**Given data**.
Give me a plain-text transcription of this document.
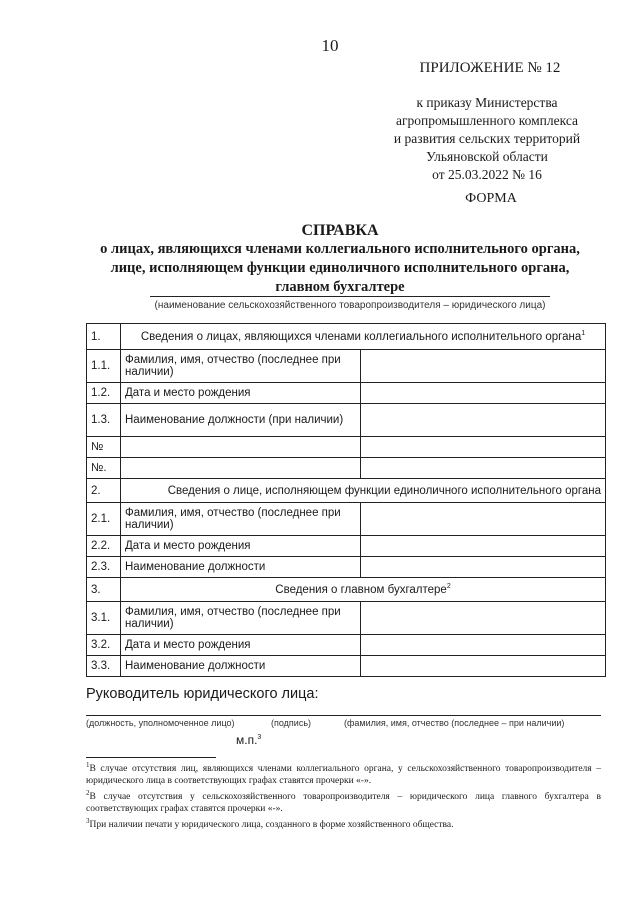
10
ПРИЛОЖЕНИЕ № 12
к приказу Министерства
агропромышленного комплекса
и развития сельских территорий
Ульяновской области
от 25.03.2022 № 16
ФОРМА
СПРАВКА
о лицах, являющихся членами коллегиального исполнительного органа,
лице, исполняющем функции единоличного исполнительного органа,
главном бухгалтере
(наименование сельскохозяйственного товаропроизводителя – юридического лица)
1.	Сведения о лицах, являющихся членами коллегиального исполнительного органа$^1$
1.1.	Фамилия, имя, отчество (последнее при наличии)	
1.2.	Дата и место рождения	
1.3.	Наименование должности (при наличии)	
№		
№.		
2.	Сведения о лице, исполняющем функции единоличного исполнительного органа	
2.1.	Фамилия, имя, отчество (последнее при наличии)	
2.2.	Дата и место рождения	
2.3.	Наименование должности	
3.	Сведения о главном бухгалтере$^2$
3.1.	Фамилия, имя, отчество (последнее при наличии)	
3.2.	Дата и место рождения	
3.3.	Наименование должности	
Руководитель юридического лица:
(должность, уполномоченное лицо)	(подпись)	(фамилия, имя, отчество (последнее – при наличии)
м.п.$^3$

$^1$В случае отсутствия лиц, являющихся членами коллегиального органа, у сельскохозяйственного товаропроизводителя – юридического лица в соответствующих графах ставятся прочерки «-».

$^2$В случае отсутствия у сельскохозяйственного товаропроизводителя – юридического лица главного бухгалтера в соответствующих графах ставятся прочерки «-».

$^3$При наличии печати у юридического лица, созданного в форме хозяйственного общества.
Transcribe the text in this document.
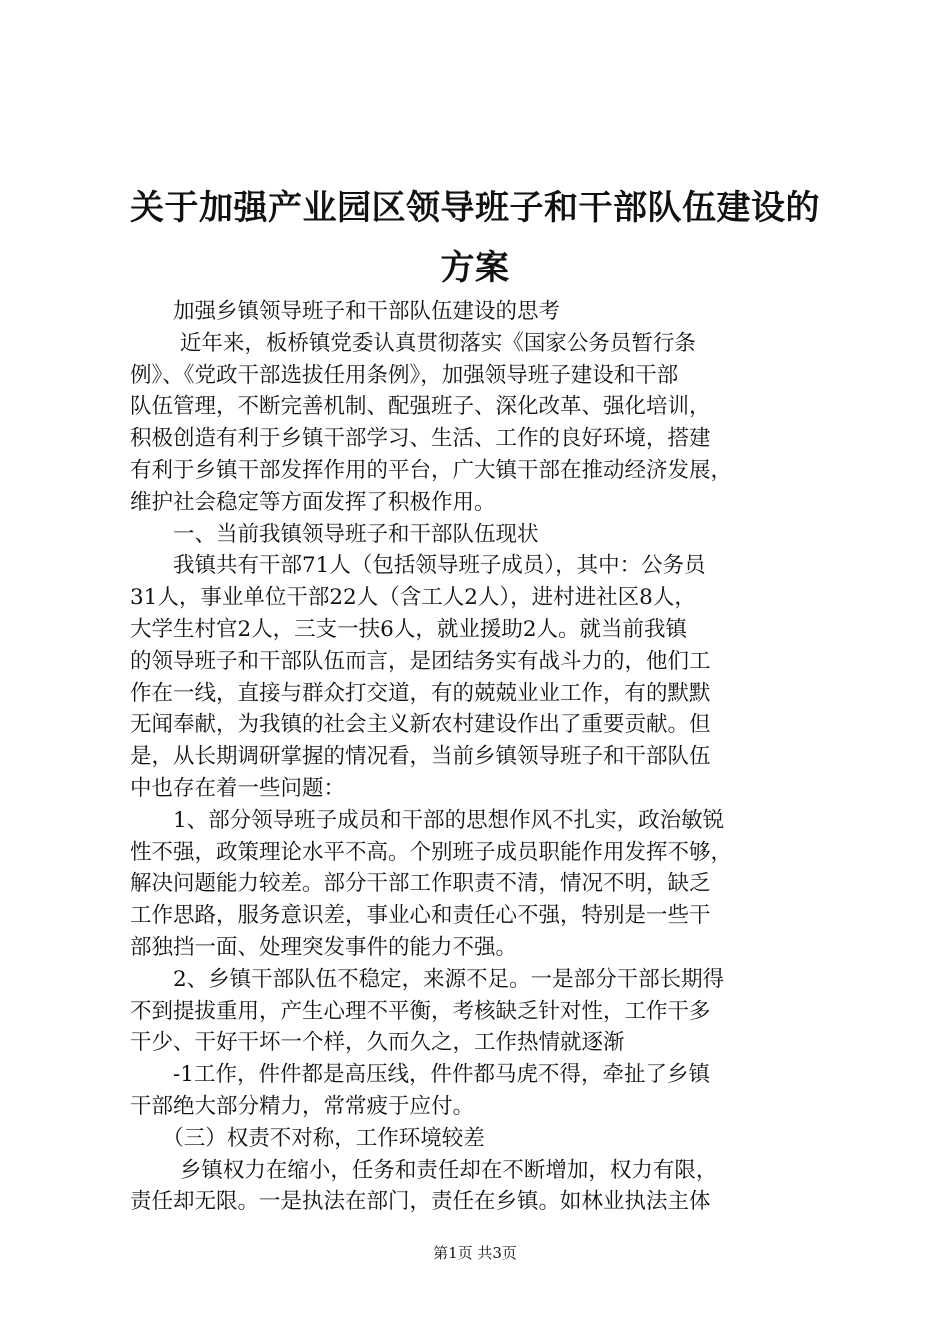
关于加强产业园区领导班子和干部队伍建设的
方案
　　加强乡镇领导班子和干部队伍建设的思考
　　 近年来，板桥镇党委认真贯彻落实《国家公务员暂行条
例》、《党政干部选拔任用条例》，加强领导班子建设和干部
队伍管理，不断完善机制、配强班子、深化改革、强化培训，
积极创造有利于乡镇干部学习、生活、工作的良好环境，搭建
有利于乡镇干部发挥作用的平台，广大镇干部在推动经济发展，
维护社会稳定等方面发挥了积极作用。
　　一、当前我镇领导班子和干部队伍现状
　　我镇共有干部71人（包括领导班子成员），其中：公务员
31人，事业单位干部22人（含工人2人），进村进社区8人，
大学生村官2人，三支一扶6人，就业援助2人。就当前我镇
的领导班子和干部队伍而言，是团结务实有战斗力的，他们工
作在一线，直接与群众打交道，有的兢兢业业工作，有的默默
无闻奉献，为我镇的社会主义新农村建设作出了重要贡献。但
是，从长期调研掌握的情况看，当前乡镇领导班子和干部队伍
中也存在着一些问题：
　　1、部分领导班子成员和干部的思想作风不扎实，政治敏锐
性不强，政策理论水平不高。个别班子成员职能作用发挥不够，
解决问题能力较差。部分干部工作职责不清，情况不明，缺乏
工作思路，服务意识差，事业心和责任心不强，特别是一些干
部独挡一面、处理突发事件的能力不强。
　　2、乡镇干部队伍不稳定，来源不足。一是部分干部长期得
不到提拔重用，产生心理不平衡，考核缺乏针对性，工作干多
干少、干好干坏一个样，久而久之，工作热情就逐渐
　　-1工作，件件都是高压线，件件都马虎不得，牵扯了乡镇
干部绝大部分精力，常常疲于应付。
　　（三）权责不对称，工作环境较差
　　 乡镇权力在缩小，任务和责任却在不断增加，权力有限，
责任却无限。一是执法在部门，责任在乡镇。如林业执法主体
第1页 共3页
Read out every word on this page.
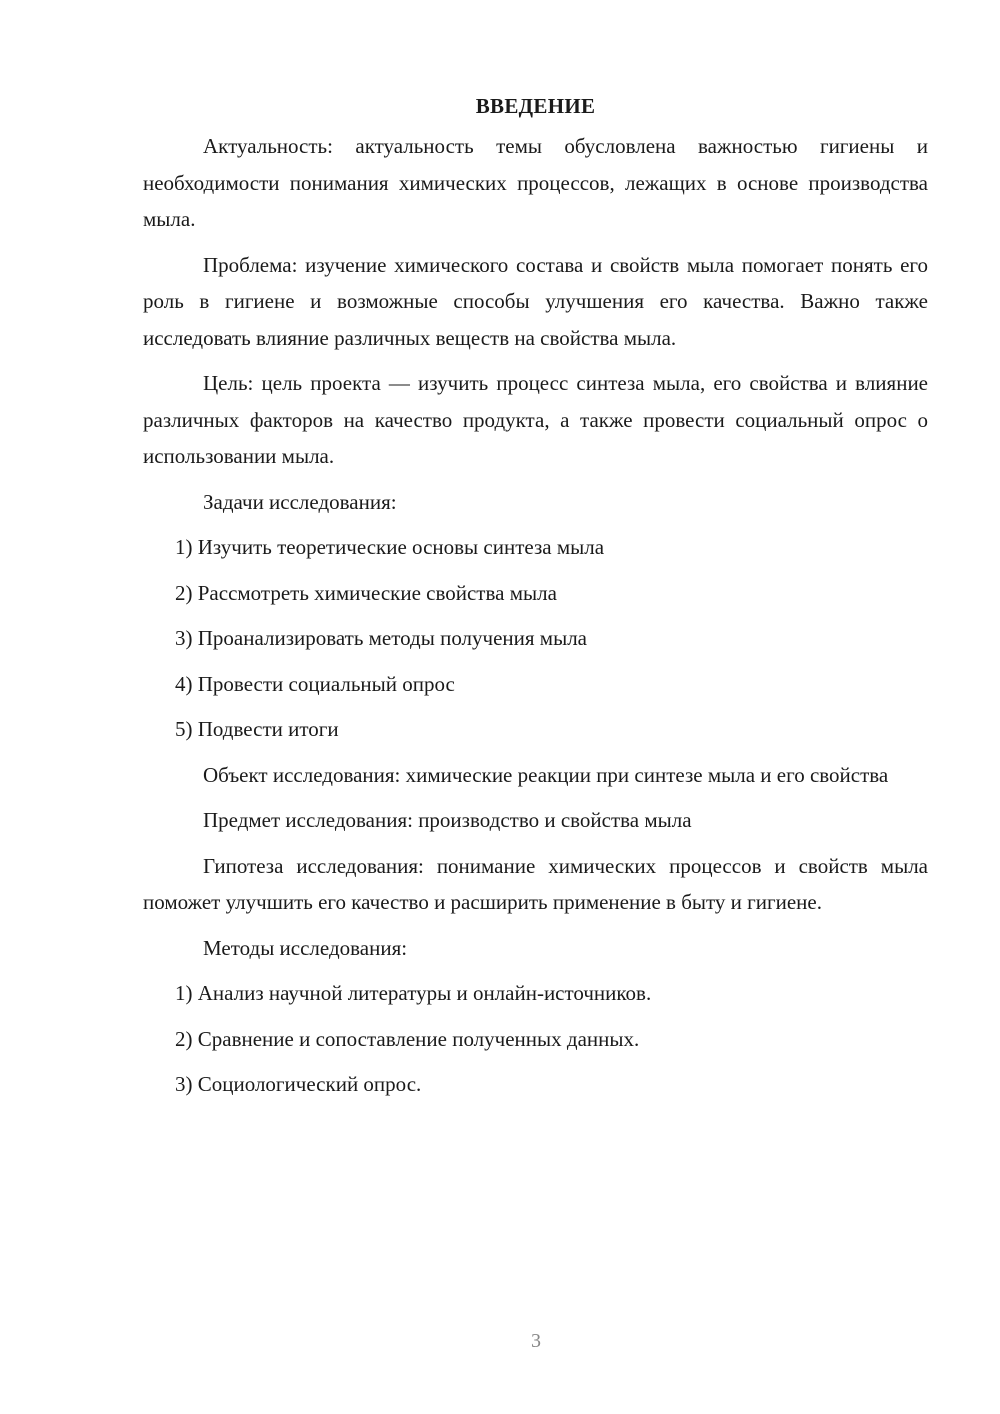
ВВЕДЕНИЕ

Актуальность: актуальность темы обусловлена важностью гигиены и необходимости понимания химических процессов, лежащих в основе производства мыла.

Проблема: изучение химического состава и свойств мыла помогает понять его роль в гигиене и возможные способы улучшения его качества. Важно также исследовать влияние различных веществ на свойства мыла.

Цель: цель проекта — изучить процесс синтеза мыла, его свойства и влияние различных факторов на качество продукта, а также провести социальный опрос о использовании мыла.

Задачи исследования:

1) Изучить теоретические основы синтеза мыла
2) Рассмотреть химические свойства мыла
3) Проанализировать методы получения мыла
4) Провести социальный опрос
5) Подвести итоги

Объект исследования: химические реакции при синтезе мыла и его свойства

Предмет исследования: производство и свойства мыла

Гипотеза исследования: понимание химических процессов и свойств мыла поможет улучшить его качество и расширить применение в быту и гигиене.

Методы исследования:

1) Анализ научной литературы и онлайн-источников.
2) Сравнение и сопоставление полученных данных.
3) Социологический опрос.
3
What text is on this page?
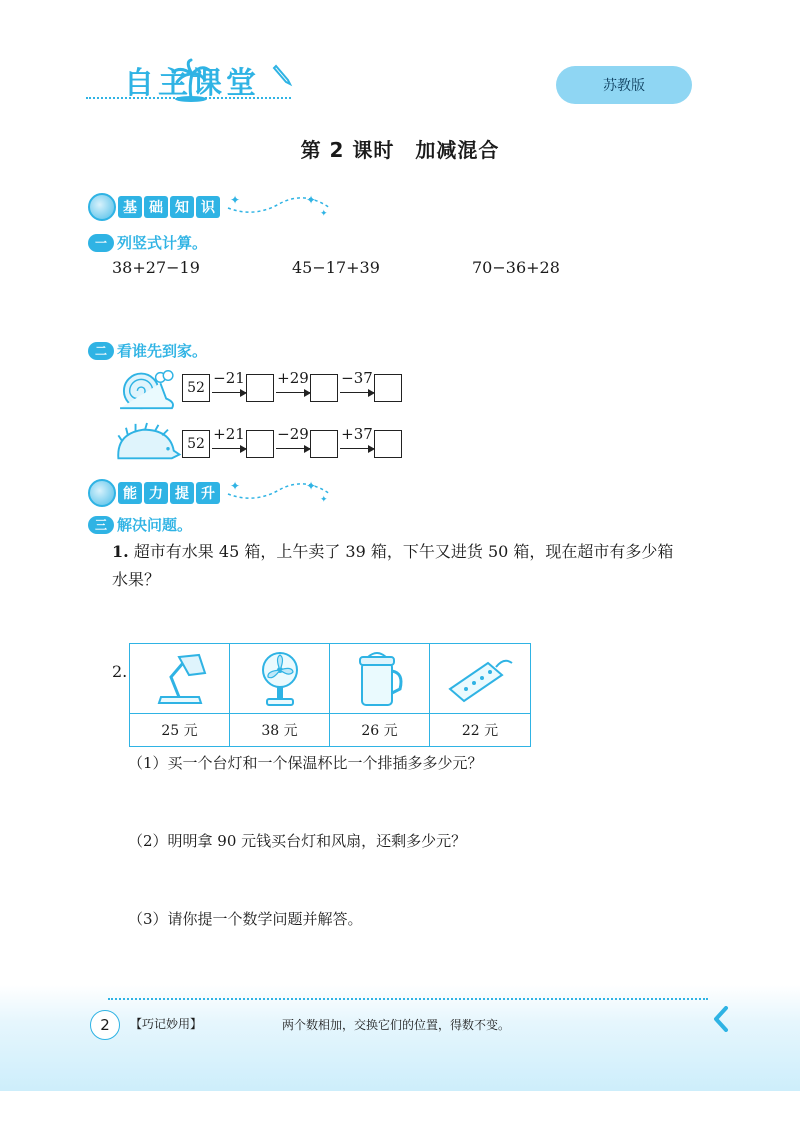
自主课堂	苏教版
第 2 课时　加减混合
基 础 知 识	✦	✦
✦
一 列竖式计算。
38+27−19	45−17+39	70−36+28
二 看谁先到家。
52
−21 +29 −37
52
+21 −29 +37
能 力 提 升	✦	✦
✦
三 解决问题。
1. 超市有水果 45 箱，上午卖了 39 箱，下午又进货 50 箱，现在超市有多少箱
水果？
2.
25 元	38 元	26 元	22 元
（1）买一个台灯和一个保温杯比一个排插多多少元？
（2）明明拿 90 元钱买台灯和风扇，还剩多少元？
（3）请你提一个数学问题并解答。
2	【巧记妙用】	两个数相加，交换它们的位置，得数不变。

**Given instruction**. Copy out all of the data word for word. Do not carry over any picture.

**Response**.
Give me a plain-text transcription of this document.
10
ПРИЛОЖЕНИЕ № 12
к приказу Министерства
агропромышленного комплекса
и развития сельских территорий
Ульяновской области
от 25.03.2022 № 16
ФОРМА
СПРАВКА
о лицах, являющихся членами коллегиального исполнительного органа,
лице, исполняющем функции единоличного исполнительного органа,
главном бухгалтере
(наименование сельскохозяйственного товаропроизводителя – юридического лица)
1.	Сведения о лицах, являющихся членами коллегиального исполнительного органа$^1$
1.1.	Фамилия, имя, отчество (последнее при наличии)	
1.2.	Дата и место рождения	
1.3.	Наименование должности (при наличии)	
№		
№.		
2.	Сведения о лице, исполняющем функции единоличного исполнительного органа	
2.1.	Фамилия, имя, отчество (последнее при наличии)	
2.2.	Дата и место рождения	
2.3.	Наименование должности	
3.	Сведения о главном бухгалтере$^2$
3.1.	Фамилия, имя, отчество (последнее при наличии)	
3.2.	Дата и место рождения	
3.3.	Наименование должности	
Руководитель юридического лица:
(должность, уполномоченное лицо)	(подпись)	(фамилия, имя, отчество (последнее – при наличии)
м.п.$^3$

$^1$В случае отсутствия лиц, являющихся членами коллегиального органа, у сельскохозяйственного товаропроизводителя – юридического лица в соответствующих графах ставятся прочерки «-».

$^2$В случае отсутствия у сельскохозяйственного товаропроизводителя – юридического лица главного бухгалтера в соответствующих графах ставятся прочерки «-».

$^3$При наличии печати у юридического лица, созданного в форме хозяйственного общества.
Transcribe the text in this document.
关于加强产业园区领导班子和干部队伍建设的
方案
　　加强乡镇领导班子和干部队伍建设的思考
　　 近年来，板桥镇党委认真贯彻落实《国家公务员暂行条
例》、《党政干部选拔任用条例》，加强领导班子建设和干部
队伍管理，不断完善机制、配强班子、深化改革、强化培训，
积极创造有利于乡镇干部学习、生活、工作的良好环境，搭建
有利于乡镇干部发挥作用的平台，广大镇干部在推动经济发展，
维护社会稳定等方面发挥了积极作用。
　　一、当前我镇领导班子和干部队伍现状
　　我镇共有干部71人（包括领导班子成员），其中：公务员
31人，事业单位干部22人（含工人2人），进村进社区8人，
大学生村官2人，三支一扶6人，就业援助2人。就当前我镇
的领导班子和干部队伍而言，是团结务实有战斗力的，他们工
作在一线，直接与群众打交道，有的兢兢业业工作，有的默默
无闻奉献，为我镇的社会主义新农村建设作出了重要贡献。但
是，从长期调研掌握的情况看，当前乡镇领导班子和干部队伍
中也存在着一些问题：
　　1、部分领导班子成员和干部的思想作风不扎实，政治敏锐
性不强，政策理论水平不高。个别班子成员职能作用发挥不够，
解决问题能力较差。部分干部工作职责不清，情况不明，缺乏
工作思路，服务意识差，事业心和责任心不强，特别是一些干
部独挡一面、处理突发事件的能力不强。
　　2、乡镇干部队伍不稳定，来源不足。一是部分干部长期得
不到提拔重用，产生心理不平衡，考核缺乏针对性，工作干多
干少、干好干坏一个样，久而久之，工作热情就逐渐
　　-1工作，件件都是高压线，件件都马虎不得，牵扯了乡镇
干部绝大部分精力，常常疲于应付。
　　（三）权责不对称，工作环境较差
　　 乡镇权力在缩小，任务和责任却在不断增加，权力有限，
责任却无限。一是执法在部门，责任在乡镇。如林业执法主体
第1页 共3页
Read out every word on this page.
ВВЕДЕНИЕ

Актуальность: актуальность темы обусловлена важностью гигиены и необходимости понимания химических процессов, лежащих в основе производства мыла.

Проблема: изучение химического состава и свойств мыла помогает понять его роль в гигиене и возможные способы улучшения его качества. Важно также исследовать влияние различных веществ на свойства мыла.

Цель: цель проекта — изучить процесс синтеза мыла, его свойства и влияние различных факторов на качество продукта, а также провести социальный опрос о использовании мыла.

Задачи исследования:

1) Изучить теоретические основы синтеза мыла
2) Рассмотреть химические свойства мыла
3) Проанализировать методы получения мыла
4) Провести социальный опрос
5) Подвести итоги

Объект исследования: химические реакции при синтезе мыла и его свойства

Предмет исследования: производство и свойства мыла

Гипотеза исследования: понимание химических процессов и свойств мыла поможет улучшить его качество и расширить применение в быту и гигиене.

Методы исследования:

1) Анализ научной литературы и онлайн-источников.
2) Сравнение и сопоставление полученных данных.
3) Социологический опрос.
3
What text is on this page?
自主课堂	苏教版
第 2 课时　加减混合
基 础 知 识	✦	✦
✦
一 列竖式计算。
38+27−19	45−17+39	70−36+28
二 看谁先到家。
52
−21 +29 −37
52
+21 −29 +37
能 力 提 升	✦	✦
✦
三 解决问题。
1. 超市有水果 45 箱，上午卖了 39 箱，下午又进货 50 箱，现在超市有多少箱
水果？
2.
25 元	38 元	26 元	22 元
（1）买一个台灯和一个保温杯比一个排插多多少元？
（2）明明拿 90 元钱买台灯和风扇，还剩多少元？
（3）请你提一个数学问题并解答。
2	【巧记妙用】	两个数相加，交换它们的位置，得数不变。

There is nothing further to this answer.